TO BE DONE: Please rewrite these lines, renaming "like-button" to "upvote-button" wherever it occurs and keeping every other part unchanged.

Spatial annotation entries:
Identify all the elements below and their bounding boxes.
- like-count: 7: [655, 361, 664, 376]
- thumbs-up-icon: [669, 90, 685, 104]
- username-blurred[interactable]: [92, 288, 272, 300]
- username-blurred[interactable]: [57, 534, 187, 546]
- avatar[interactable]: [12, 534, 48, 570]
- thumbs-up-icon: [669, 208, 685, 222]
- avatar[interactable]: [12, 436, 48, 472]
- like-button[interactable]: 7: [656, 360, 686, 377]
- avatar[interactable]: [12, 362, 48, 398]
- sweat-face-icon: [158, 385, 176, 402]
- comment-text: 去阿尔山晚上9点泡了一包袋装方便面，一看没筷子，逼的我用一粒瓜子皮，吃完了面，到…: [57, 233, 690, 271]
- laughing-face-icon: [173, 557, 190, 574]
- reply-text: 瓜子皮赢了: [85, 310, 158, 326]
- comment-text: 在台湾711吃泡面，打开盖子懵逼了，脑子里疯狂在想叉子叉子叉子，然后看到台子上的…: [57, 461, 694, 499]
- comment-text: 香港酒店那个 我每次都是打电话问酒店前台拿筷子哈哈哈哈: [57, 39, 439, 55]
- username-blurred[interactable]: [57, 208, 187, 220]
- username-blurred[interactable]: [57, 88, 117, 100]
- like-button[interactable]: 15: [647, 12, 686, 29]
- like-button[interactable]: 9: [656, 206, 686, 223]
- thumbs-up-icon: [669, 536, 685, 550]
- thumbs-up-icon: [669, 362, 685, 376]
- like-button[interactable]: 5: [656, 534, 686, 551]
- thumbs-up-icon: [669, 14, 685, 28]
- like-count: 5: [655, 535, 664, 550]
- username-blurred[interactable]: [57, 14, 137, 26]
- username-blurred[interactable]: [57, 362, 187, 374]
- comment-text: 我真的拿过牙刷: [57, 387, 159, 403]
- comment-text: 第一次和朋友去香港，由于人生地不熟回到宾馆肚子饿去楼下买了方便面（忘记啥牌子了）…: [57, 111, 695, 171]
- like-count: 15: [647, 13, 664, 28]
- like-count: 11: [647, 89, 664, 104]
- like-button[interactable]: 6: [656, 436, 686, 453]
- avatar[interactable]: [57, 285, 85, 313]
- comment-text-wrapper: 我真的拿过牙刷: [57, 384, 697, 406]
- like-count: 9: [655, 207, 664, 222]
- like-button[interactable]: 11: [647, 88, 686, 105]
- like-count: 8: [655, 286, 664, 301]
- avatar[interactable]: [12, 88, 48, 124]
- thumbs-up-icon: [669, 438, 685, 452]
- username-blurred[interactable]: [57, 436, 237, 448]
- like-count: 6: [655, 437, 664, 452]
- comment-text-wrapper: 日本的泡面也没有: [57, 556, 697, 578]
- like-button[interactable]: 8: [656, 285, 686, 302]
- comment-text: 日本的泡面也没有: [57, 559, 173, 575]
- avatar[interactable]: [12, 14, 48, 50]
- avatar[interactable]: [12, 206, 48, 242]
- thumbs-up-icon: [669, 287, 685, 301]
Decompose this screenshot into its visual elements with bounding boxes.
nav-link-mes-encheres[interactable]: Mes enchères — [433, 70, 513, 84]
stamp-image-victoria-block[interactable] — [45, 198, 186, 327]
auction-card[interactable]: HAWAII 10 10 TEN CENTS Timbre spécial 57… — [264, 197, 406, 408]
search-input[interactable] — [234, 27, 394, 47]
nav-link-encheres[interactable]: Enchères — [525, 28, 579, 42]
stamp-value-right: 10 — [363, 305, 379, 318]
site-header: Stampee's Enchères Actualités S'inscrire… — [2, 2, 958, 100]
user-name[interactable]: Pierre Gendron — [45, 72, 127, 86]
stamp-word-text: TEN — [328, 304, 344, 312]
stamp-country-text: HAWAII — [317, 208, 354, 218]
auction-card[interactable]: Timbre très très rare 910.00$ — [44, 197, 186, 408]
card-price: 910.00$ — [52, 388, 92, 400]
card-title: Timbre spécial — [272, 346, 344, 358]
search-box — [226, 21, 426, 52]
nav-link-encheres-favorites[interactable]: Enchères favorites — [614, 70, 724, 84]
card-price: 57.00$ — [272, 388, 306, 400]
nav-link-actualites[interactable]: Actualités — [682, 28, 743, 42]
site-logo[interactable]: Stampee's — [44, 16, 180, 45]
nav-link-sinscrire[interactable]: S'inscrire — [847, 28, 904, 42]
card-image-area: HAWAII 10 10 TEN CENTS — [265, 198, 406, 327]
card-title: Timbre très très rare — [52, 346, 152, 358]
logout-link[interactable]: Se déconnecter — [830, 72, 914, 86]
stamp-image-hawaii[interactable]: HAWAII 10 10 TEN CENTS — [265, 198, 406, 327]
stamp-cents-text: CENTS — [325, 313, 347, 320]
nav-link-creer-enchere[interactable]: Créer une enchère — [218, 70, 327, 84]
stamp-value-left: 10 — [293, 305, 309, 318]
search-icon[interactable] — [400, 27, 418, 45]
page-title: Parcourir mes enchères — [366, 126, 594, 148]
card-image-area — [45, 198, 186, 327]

FULL RESPONSE:
Identify all the elements below and their bounding boxes.
- like-count: 7: [655, 361, 664, 376]
- thumbs-up-icon: [669, 90, 685, 104]
- username-blurred[interactable]: [92, 288, 272, 300]
- username-blurred[interactable]: [57, 534, 187, 546]
- avatar[interactable]: [12, 534, 48, 570]
- thumbs-up-icon: [669, 208, 685, 222]
- avatar[interactable]: [12, 436, 48, 472]
- upvote-button[interactable]: 7: [656, 360, 686, 377]
- avatar[interactable]: [12, 362, 48, 398]
- sweat-face-icon: [158, 385, 176, 402]
- comment-text: 去阿尔山晚上9点泡了一包袋装方便面，一看没筷子，逼的我用一粒瓜子皮，吃完了面，到…: [57, 233, 690, 271]
- laughing-face-icon: [173, 557, 190, 574]
- reply-text: 瓜子皮赢了: [85, 310, 158, 326]
- comment-text: 在台湾711吃泡面，打开盖子懵逼了，脑子里疯狂在想叉子叉子叉子，然后看到台子上的…: [57, 461, 694, 499]
- comment-text: 香港酒店那个 我每次都是打电话问酒店前台拿筷子哈哈哈哈: [57, 39, 439, 55]
- username-blurred[interactable]: [57, 208, 187, 220]
- username-blurred[interactable]: [57, 88, 117, 100]
- upvote-button[interactable]: 15: [647, 12, 686, 29]
- upvote-button[interactable]: 9: [656, 206, 686, 223]
- thumbs-up-icon: [669, 536, 685, 550]
- thumbs-up-icon: [669, 362, 685, 376]
- upvote-button[interactable]: 5: [656, 534, 686, 551]
- thumbs-up-icon: [669, 14, 685, 28]
- like-count: 5: [655, 535, 664, 550]
- username-blurred[interactable]: [57, 14, 137, 26]
- username-blurred[interactable]: [57, 362, 187, 374]
- comment-text: 我真的拿过牙刷: [57, 387, 159, 403]
- comment-text: 第一次和朋友去香港，由于人生地不熟回到宾馆肚子饿去楼下买了方便面（忘记啥牌子了）…: [57, 111, 695, 171]
- like-count: 15: [647, 13, 664, 28]
- like-count: 11: [647, 89, 664, 104]
- upvote-button[interactable]: 6: [656, 436, 686, 453]
- avatar[interactable]: [57, 285, 85, 313]
- comment-text-wrapper: 我真的拿过牙刷: [57, 384, 697, 406]
- like-count: 9: [655, 207, 664, 222]
- upvote-button[interactable]: 11: [647, 88, 686, 105]
- like-count: 8: [655, 286, 664, 301]
- avatar[interactable]: [12, 88, 48, 124]
- thumbs-up-icon: [669, 438, 685, 452]
- username-blurred[interactable]: [57, 436, 237, 448]
- like-count: 6: [655, 437, 664, 452]
- comment-text-wrapper: 日本的泡面也没有: [57, 556, 697, 578]
- upvote-button[interactable]: 8: [656, 285, 686, 302]
- comment-text: 日本的泡面也没有: [57, 559, 173, 575]
- avatar[interactable]: [12, 14, 48, 50]
- avatar[interactable]: [12, 206, 48, 242]
- thumbs-up-icon: [669, 287, 685, 301]
Decompose this screenshot into its visual elements with bounding boxes.
nav-link-mes-encheres[interactable]: Mes enchères — [433, 70, 513, 84]
stamp-image-victoria-block[interactable] — [45, 198, 186, 327]
auction-card[interactable]: HAWAII 10 10 TEN CENTS Timbre spécial 57… — [264, 197, 406, 408]
search-input[interactable] — [234, 27, 394, 47]
nav-link-encheres[interactable]: Enchères — [525, 28, 579, 42]
stamp-value-right: 10 — [363, 305, 379, 318]
site-header: Stampee's Enchères Actualités S'inscrire… — [2, 2, 958, 100]
user-name[interactable]: Pierre Gendron — [45, 72, 127, 86]
stamp-word-text: TEN — [328, 304, 344, 312]
stamp-country-text: HAWAII — [317, 208, 354, 218]
auction-card[interactable]: Timbre très très rare 910.00$ — [44, 197, 186, 408]
card-price: 910.00$ — [52, 388, 92, 400]
card-title: Timbre spécial — [272, 346, 344, 358]
search-box — [226, 21, 426, 52]
nav-link-encheres-favorites[interactable]: Enchères favorites — [614, 70, 724, 84]
card-price: 57.00$ — [272, 388, 306, 400]
nav-link-actualites[interactable]: Actualités — [682, 28, 743, 42]
site-logo[interactable]: Stampee's — [44, 16, 180, 45]
nav-link-sinscrire[interactable]: S'inscrire — [847, 28, 904, 42]
card-image-area: HAWAII 10 10 TEN CENTS — [265, 198, 406, 327]
card-title: Timbre très très rare — [52, 346, 152, 358]
logout-link[interactable]: Se déconnecter — [830, 72, 914, 86]
stamp-image-hawaii[interactable]: HAWAII 10 10 TEN CENTS — [265, 198, 406, 327]
stamp-cents-text: CENTS — [325, 313, 347, 320]
nav-link-creer-enchere[interactable]: Créer une enchère — [218, 70, 327, 84]
stamp-value-left: 10 — [293, 305, 309, 318]
search-icon[interactable] — [400, 27, 418, 45]
page-title: Parcourir mes enchères — [366, 126, 594, 148]
card-image-area — [45, 198, 186, 327]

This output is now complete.